↓

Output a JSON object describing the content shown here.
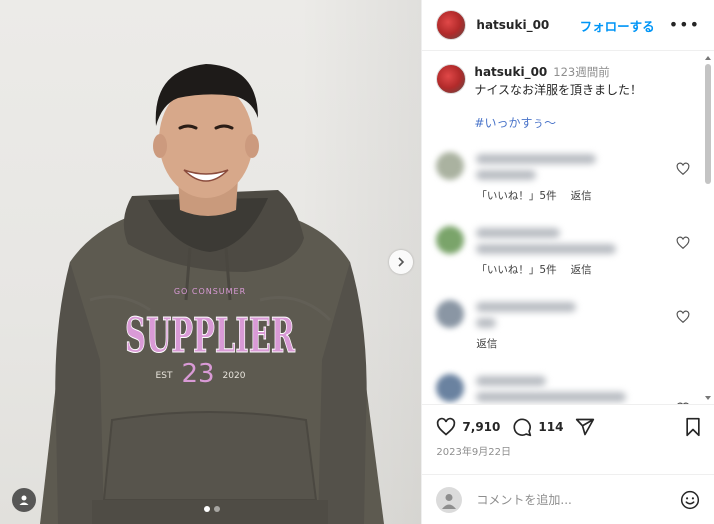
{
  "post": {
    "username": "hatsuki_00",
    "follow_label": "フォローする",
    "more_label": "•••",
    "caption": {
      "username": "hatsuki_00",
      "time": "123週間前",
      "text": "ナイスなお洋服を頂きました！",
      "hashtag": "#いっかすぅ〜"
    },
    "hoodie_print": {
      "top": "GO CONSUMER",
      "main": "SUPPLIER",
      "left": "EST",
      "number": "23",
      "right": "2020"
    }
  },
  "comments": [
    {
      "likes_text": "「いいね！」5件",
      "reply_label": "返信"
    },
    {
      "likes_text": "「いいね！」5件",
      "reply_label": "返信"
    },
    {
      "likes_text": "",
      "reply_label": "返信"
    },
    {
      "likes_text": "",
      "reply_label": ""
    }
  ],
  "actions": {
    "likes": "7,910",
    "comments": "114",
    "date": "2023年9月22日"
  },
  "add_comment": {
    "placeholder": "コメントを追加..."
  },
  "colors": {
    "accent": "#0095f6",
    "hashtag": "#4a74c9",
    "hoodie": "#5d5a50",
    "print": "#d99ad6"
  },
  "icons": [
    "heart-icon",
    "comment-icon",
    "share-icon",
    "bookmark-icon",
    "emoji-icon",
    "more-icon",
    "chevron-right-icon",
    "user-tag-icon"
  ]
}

↑

▸ **Exercise objective**:
Extract the full listing above verbatim; pictures are to be left out of the copy.

▸ **Expected output**:
Output a JSON object describing the content shown here.
{
  "post": {
    "username": "hatsuki_00",
    "follow_label": "フォローする",
    "more_label": "•••",
    "caption": {
      "username": "hatsuki_00",
      "time": "123週間前",
      "text": "ナイスなお洋服を頂きました！",
      "hashtag": "#いっかすぅ〜"
    },
    "hoodie_print": {
      "top": "GO CONSUMER",
      "main": "SUPPLIER",
      "left": "EST",
      "number": "23",
      "right": "2020"
    }
  },
  "comments": [
    {
      "likes_text": "「いいね！」5件",
      "reply_label": "返信"
    },
    {
      "likes_text": "「いいね！」5件",
      "reply_label": "返信"
    },
    {
      "likes_text": "",
      "reply_label": "返信"
    },
    {
      "likes_text": "",
      "reply_label": ""
    }
  ],
  "actions": {
    "likes": "7,910",
    "comments": "114",
    "date": "2023年9月22日"
  },
  "add_comment": {
    "placeholder": "コメントを追加..."
  },
  "colors": {
    "accent": "#0095f6",
    "hashtag": "#4a74c9",
    "hoodie": "#5d5a50",
    "print": "#d99ad6"
  },
  "icons": [
    "heart-icon",
    "comment-icon",
    "share-icon",
    "bookmark-icon",
    "emoji-icon",
    "more-icon",
    "chevron-right-icon",
    "user-tag-icon"
  ]
}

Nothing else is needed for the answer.